— Begin —
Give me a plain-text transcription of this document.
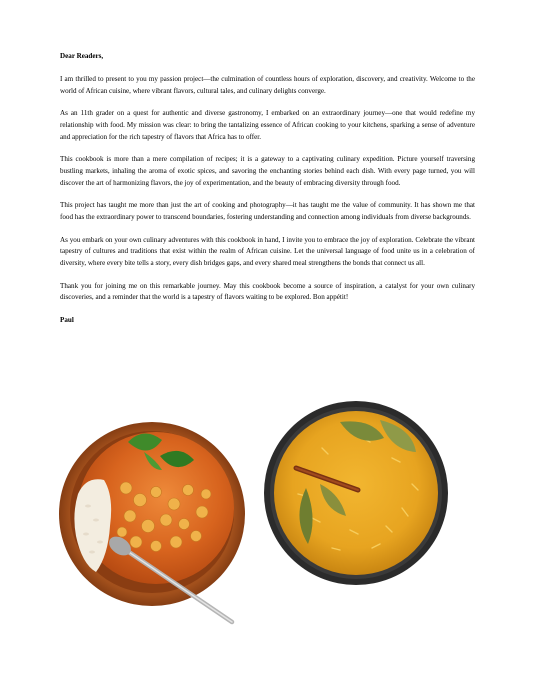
Dear Readers,

I am thrilled to present to you my passion project—the culmination of countless hours of exploration, discovery, and creativity. Welcome to the world of African cuisine, where vibrant flavors, cultural tales, and culinary delights converge.

As an 11th grader on a quest for authentic and diverse gastronomy, I embarked on an extraordinary journey—one that would redefine my relationship with food. My mission was clear: to bring the tantalizing essence of African cooking to your kitchens, sparking a sense of adventure and appreciation for the rich tapestry of flavors that Africa has to offer.

This cookbook is more than a mere compilation of recipes; it is a gateway to a captivating culinary expedition. Picture yourself traversing bustling markets, inhaling the aroma of exotic spices, and savoring the enchanting stories behind each dish. With every page turned, you will discover the art of harmonizing flavors, the joy of experimentation, and the beauty of embracing diversity through food.

This project has taught me more than just the art of cooking and photography—it has taught me the value of community. It has shown me that food has the extraordinary power to transcend boundaries, fostering understanding and connection among individuals from diverse backgrounds.

As you embark on your own culinary adventures with this cookbook in hand, I invite you to embrace the joy of exploration. Celebrate the vibrant tapestry of cultures and traditions that exist within the realm of African cuisine. Let the universal language of food unite us in a celebration of diversity, where every bite tells a story, every dish bridges gaps, and every shared meal strengthens the bonds that connect us all.

Thank you for joining me on this remarkable journey. May this cookbook become a source of inspiration, a catalyst for your own culinary discoveries, and a reminder that the world is a tapestry of flavors waiting to be explored. Bon appétit!

Paul
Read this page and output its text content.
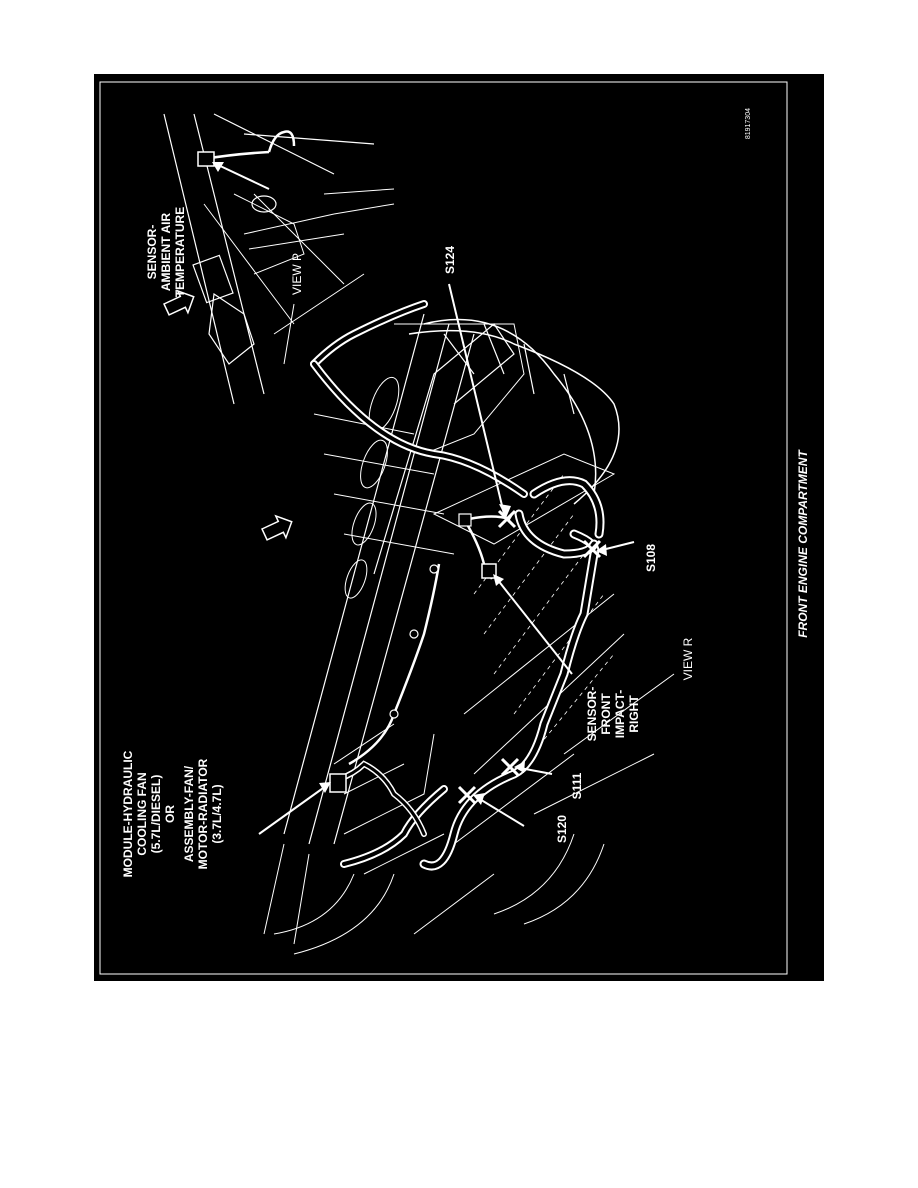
81917304
SENSOR- AMBIENT AIR TEMPERATURE	VIEW P	S124
S108
S111
S120
SENSOR- FRONT IMPACT- RIGHT
VIEW R
MODULE-HYDRAULIC COOLING FAN (5.7L/DIESEL) OR ASSEMBLY-FAN/ MOTOR-RADIATOR (3.7L/4.7L)
FRONT ENGINE COMPARTMENT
— End —
(Directions for this task): Images in the records should not be copied. Repeat all the rest exactly.

(Expected answer):
Give me a plain-text transcription of this document.
Dear Readers,

I am thrilled to present to you my passion project—the culmination of countless hours of exploration, discovery, and creativity. Welcome to the world of African cuisine, where vibrant flavors, cultural tales, and culinary delights converge.

As an 11th grader on a quest for authentic and diverse gastronomy, I embarked on an extraordinary journey—one that would redefine my relationship with food. My mission was clear: to bring the tantalizing essence of African cooking to your kitchens, sparking a sense of adventure and appreciation for the rich tapestry of flavors that Africa has to offer.

This cookbook is more than a mere compilation of recipes; it is a gateway to a captivating culinary expedition. Picture yourself traversing bustling markets, inhaling the aroma of exotic spices, and savoring the enchanting stories behind each dish. With every page turned, you will discover the art of harmonizing flavors, the joy of experimentation, and the beauty of embracing diversity through food.

This project has taught me more than just the art of cooking and photography—it has taught me the value of community. It has shown me that food has the extraordinary power to transcend boundaries, fostering understanding and connection among individuals from diverse backgrounds.

As you embark on your own culinary adventures with this cookbook in hand, I invite you to embrace the joy of exploration. Celebrate the vibrant tapestry of cultures and traditions that exist within the realm of African cuisine. Let the universal language of food unite us in a celebration of diversity, where every bite tells a story, every dish bridges gaps, and every shared meal strengthens the bonds that connect us all.

Thank you for joining me on this remarkable journey. May this cookbook become a source of inspiration, a catalyst for your own culinary discoveries, and a reminder that the world is a tapestry of flavors waiting to be explored. Bon appétit!

Paul
Read this page and output its text content.
81917304
SENSOR- AMBIENT AIR TEMPERATURE	VIEW P	S124
S108
S111
S120
SENSOR- FRONT IMPACT- RIGHT
VIEW R
MODULE-HYDRAULIC COOLING FAN (5.7L/DIESEL) OR ASSEMBLY-FAN/ MOTOR-RADIATOR (3.7L/4.7L)
FRONT ENGINE COMPARTMENT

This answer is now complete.